[start]

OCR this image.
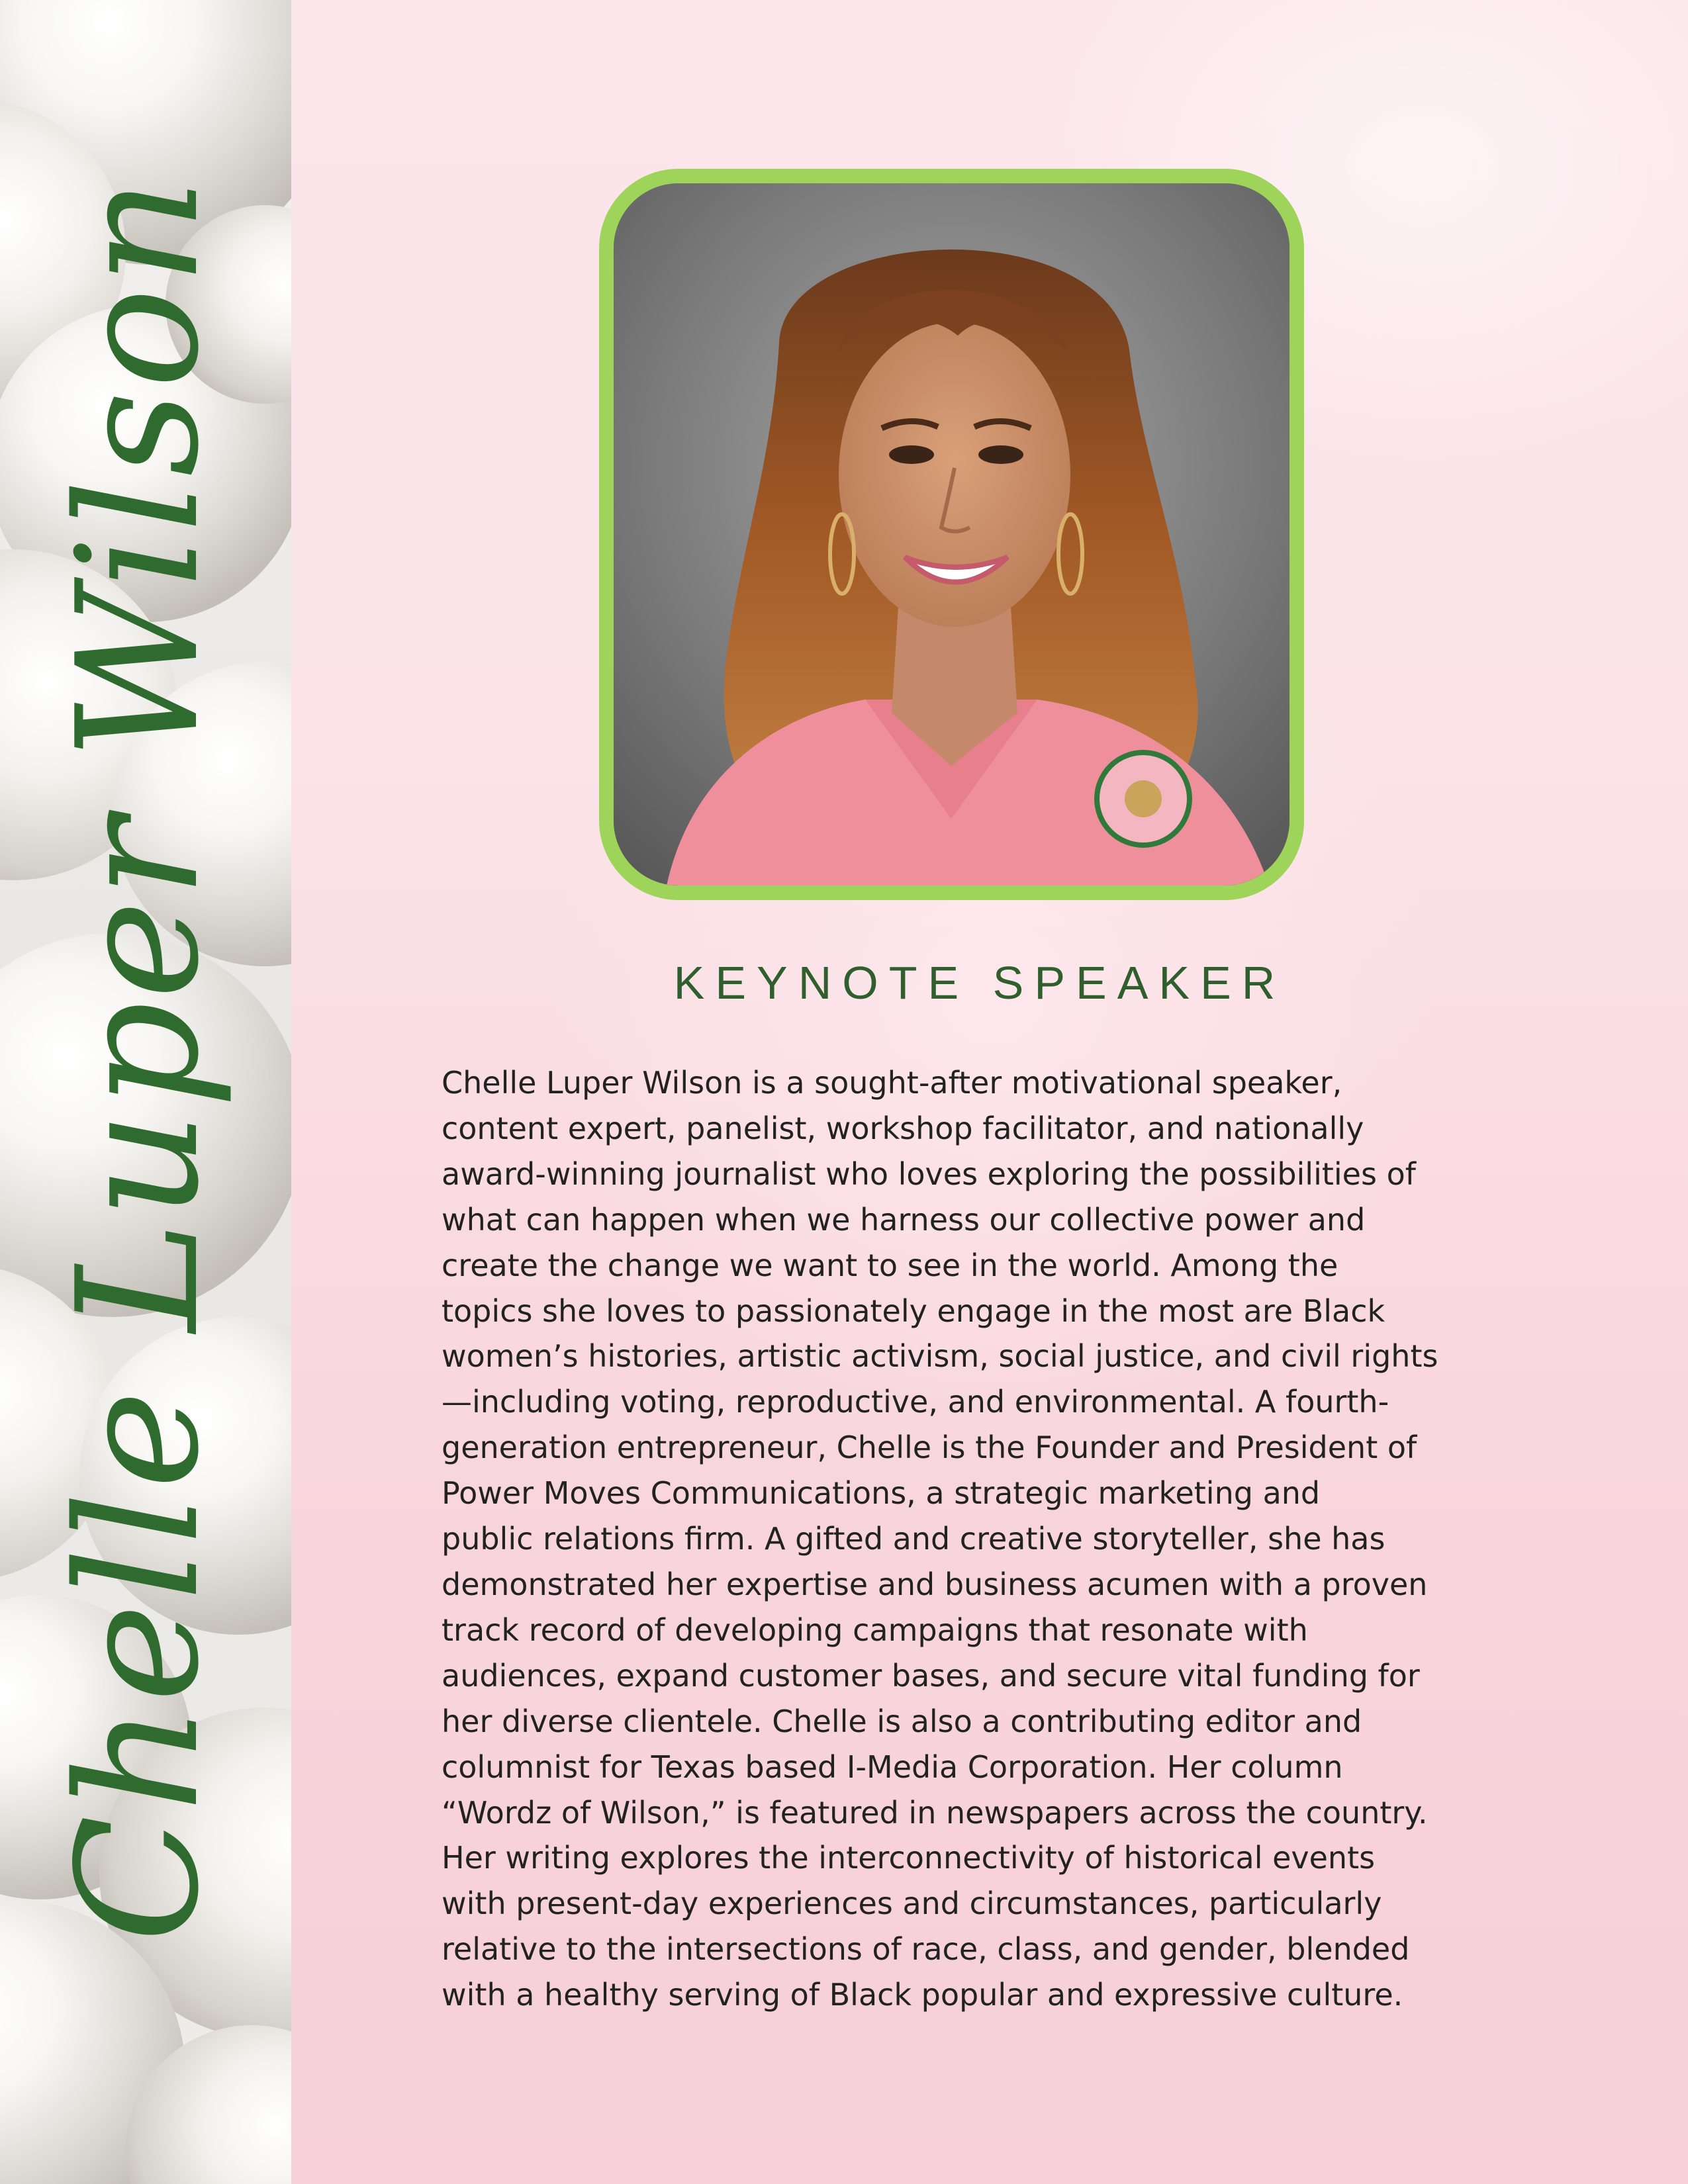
Chelle Luper Wilson	KEYNOTE SPEAKER
Chelle Luper Wilson is a sought-after motivational speaker,
content expert, panelist, workshop facilitator, and nationally
award-winning journalist who loves exploring the possibilities of
what can happen when we harness our collective power and
create the change we want to see in the world. Among the
topics she loves to passionately engage in the most are Black
women’s histories, artistic activism, social justice, and civil rights
—including voting, reproductive, and environmental. A fourth-
generation entrepreneur, Chelle is the Founder and President of
Power Moves Communications, a strategic marketing and
public relations firm. A gifted and creative storyteller, she has
demonstrated her expertise and business acumen with a proven
track record of developing campaigns that resonate with
audiences, expand customer bases, and secure vital funding for
her diverse clientele. Chelle is also a contributing editor and
columnist for Texas based I-Media Corporation. Her column
“Wordz of Wilson,” is featured in newspapers across the country.
Her writing explores the interconnectivity of historical events
with present-day experiences and circumstances, particularly
relative to the intersections of race, class, and gender, blended
with a healthy serving of Black popular and expressive culture.
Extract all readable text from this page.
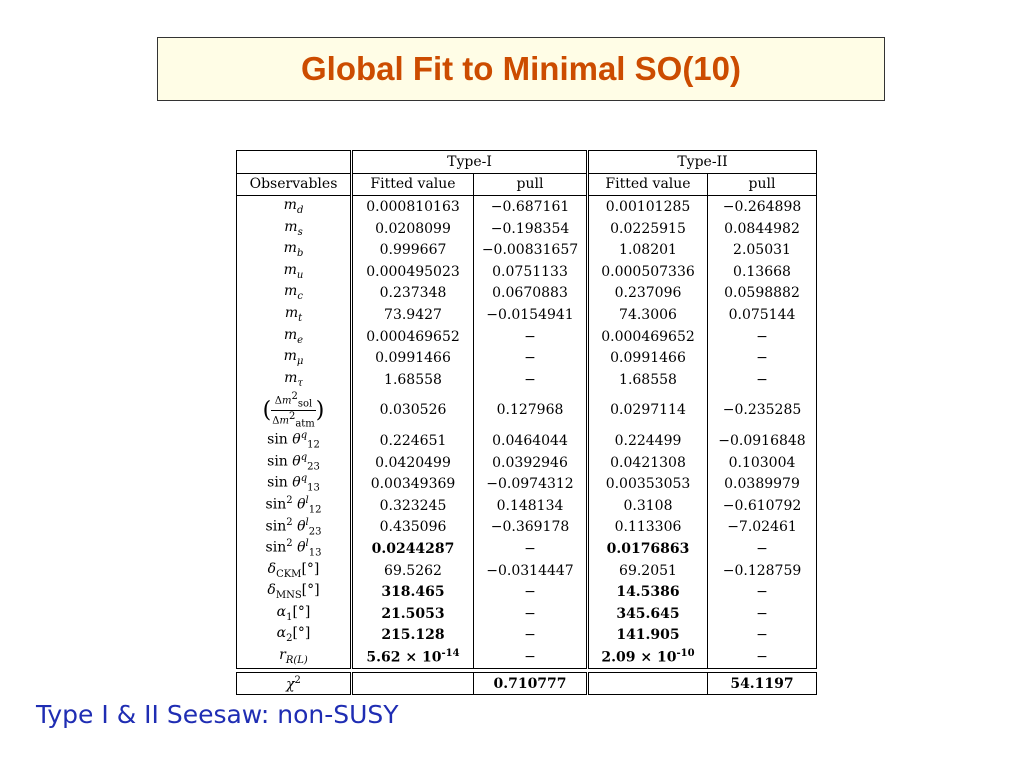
Global Fit to Minimal SO(10)
	Type-I		Type-II	
Observables	Fitted value	pull	Fitted value	pull
$m_d$	0.000810163	−0.687161	0.00101285	−0.264898
$m_s$	0.0208099	−0.198354	0.0225915	0.0844982
$m_b$	0.999667	−0.00831657	1.08201	2.05031
$m_u$	0.000495023	0.0751133	0.000507336	0.13668
$m_c$	0.237348	0.0670883	0.237096	0.0598882
$m_t$	73.9427	−0.0154941	74.3006	0.075144
$m_e$	0.000469652	−	0.000469652	−
$m_\mu$	0.0991466	−	0.0991466	−
$m_\tau$	1.68558	−	1.68558	−
( $\frac{\Delta m^2_{sol}}{\Delta m^2_{atm}}$ )	0.030526	0.127968	0.0297114	−0.235285
$\sin \theta^q_{12}$	0.224651	0.0464044	0.224499	−0.0916848
$\sin \theta^q_{23}$	0.0420499	0.0392946	0.0421308	0.103004
$\sin \theta^q_{13}$	0.00349369	−0.0974312	0.00353053	0.0389979
$\sin^2 \theta^l_{12}$	0.323245	0.148134	0.3108	−0.610792
$\sin^2 \theta^l_{23}$	0.435096	−0.369178	0.113306	−7.02461
$\sin^2 \theta^l_{13}$	0.0244287	−	0.0176863	−
$\delta_{CKM}[^\circ]$	69.5262	−0.0314447	69.2051	−0.128759
$\delta_{MNS}[^\circ]$	318.465	−	14.5386	−
$\alpha_1[^\circ]$	21.5053	−	345.645	−
$\alpha_2[^\circ]$	215.128	−	141.905	−
$r_{R(L)}$	$5.62 \times 10^{-14}$	−	$2.09 \times 10^{-10}$	−

$\chi^2$		0.710777		54.1197
Type I & II Seesaw: non-SUSY
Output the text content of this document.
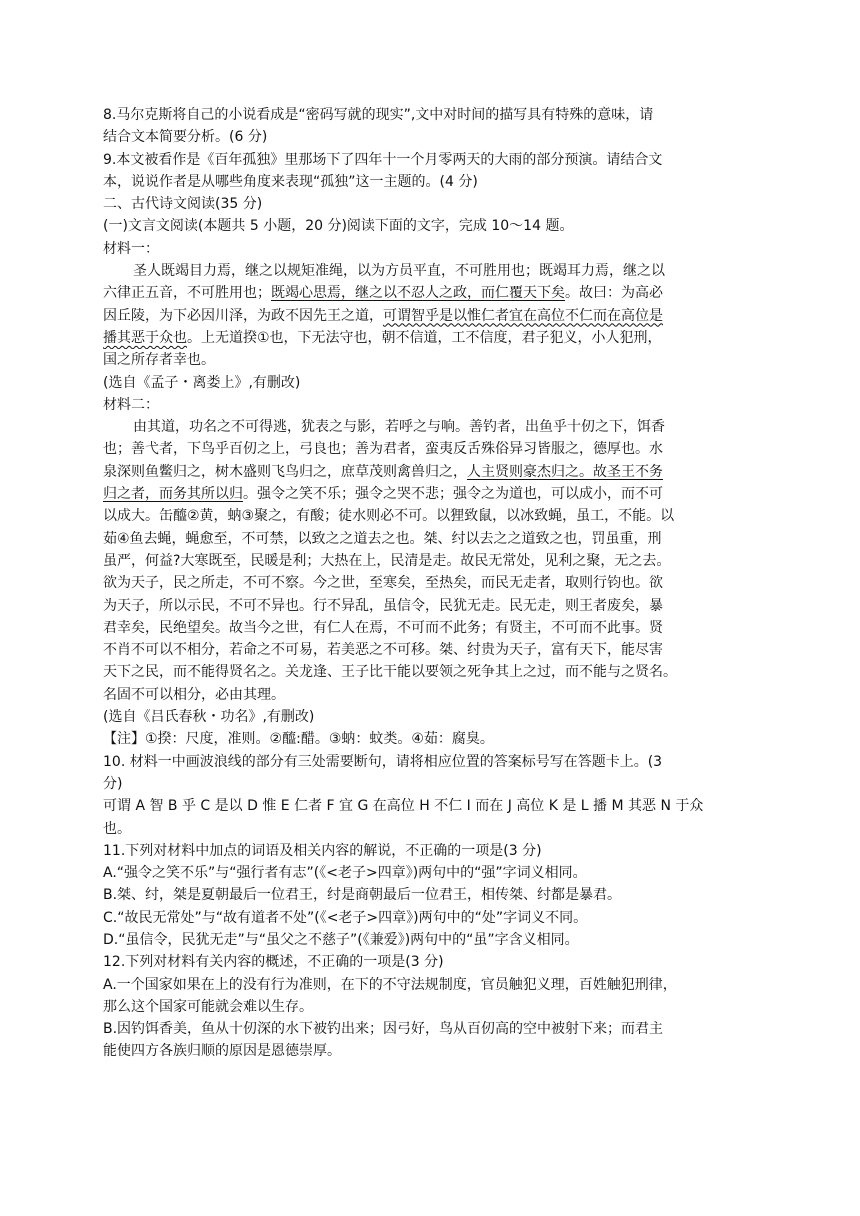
8.马尔克斯将自己的小说看成是“密码写就的现实”,文中对时间的描写具有特殊的意味，请
结合文本简要分析。(6 分)
9.本文被看作是《百年孤独》里那场下了四年十一个月零两天的大雨的部分预演。请结合文
本，说说作者是从哪些角度来表现“孤独”这一主题的。(4 分)
二、古代诗文阅读(35 分)
(一)文言文阅读(本题共 5 小题，20 分)阅读下面的文字，完成 10～14 题。
材料一：
圣人既竭目力焉，继之以规矩准绳，以为方员平直，不可胜用也；既竭耳力焉，继之以
六律正五音，不可胜用也；既竭心思焉，继之以不忍人之政，而仁覆天下矣。故曰：为高必
因丘陵，为下必因川泽，为政不因先王之道，可谓智乎是以惟仁者宜在高位不仁而在高位是
播其恶于众也。上无道揆①也，下无法守也，朝不信道，工不信度，君子犯义，小人犯刑，
国之所存者幸也。
(选自《孟子・离娄上》,有删改)
材料二：
由其道，功名之不可得逃，犹表之与影，若呼之与响。善钓者，出鱼乎十仞之下，饵香
也；善弋者，下鸟乎百仞之上，弓良也；善为君者，蛮夷反舌殊俗异习皆服之，德厚也。水
泉深则鱼鳖归之，树木盛则飞鸟归之，庶草茂则禽兽归之，人主贤则豪杰归之。故圣王不务
归之者，而务其所以归。强令之笑不乐；强令之哭不悲；强令之为道也，可以成小，而不可
以成大。缶醯②黄，蚋③聚之，有酸；徒水则必不可。以狸致鼠，以冰致蝇，虽工，不能。以
茹④鱼去蝇，蝇愈至，不可禁，以致之之道去之也。桀、纣以去之之道致之也，罚虽重，刑
虽严，何益?大寒既至，民暖是利；大热在上，民清是走。故民无常处，见利之聚，无之去。
欲为天子，民之所走，不可不察。今之世，至寒矣，至热矣，而民无走者，取则行钧也。欲
为天子，所以示民，不可不异也。行不异乱，虽信令，民犹无走。民无走，则王者废矣，暴
君幸矣，民绝望矣。故当今之世，有仁人在焉，不可而不此务；有贤主，不可而不此事。贤
不肖不可以不相分，若命之不可易，若美恶之不可移。桀、纣贵为天子，富有天下，能尽害
天下之民，而不能得贤名之。关龙逢、王子比干能以要领之死争其上之过，而不能与之贤名。
名固不可以相分，必由其理。
(选自《吕氏春秋・功名》,有删改)
【注】①揆：尺度，准则。②醯:醋。③蚋：蚊类。④茹：腐臭。
10. 材料一中画波浪线的部分有三处需要断句，请将相应位置的答案标号写在答题卡上。(3
分)
可谓 A 智 B 乎 C 是以 D 惟 E 仁者 F 宜 G 在高位 H 不仁 I 而在 J 高位 K 是 L 播 M 其恶 N 于众
也。
11.下列对材料中加点的词语及相关内容的解说，不正确的一项是(3 分)
A.“强令之笑不乐”与“强行者有志”(《<老子>四章》)两句中的“强”字词义相同。
B.桀、纣，桀是夏朝最后一位君王，纣是商朝最后一位君王，相传桀、纣都是暴君。
C.“故民无常处”与“故有道者不处”(《<老子>四章》)两句中的“处”字词义不同。
D.“虽信令，民犹无走”与“虽父之不慈子”(《兼爱》)两句中的“虽”字含义相同。
12.下列对材料有关内容的概述，不正确的一项是(3 分)
A.一个国家如果在上的没有行为准则，在下的不守法规制度，官员触犯义理，百姓触犯刑律，
那么这个国家可能就会难以生存。
B.因钓饵香美，鱼从十仞深的水下被钓出来；因弓好，鸟从百仞高的空中被射下来；而君主
能使四方各族归顺的原因是恩德崇厚。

[end]

Read the entries and select each line where the word "强令之笑不乐" is found.

Solution for this exercise -
归之者，而务其所以归。强令之笑不乐；强令之哭不悲；强令之为道也，可以成小，而不可
A.“强令之笑不乐”与“强行者有志”(《<老子>四章》)两句中的“强”字词义相同。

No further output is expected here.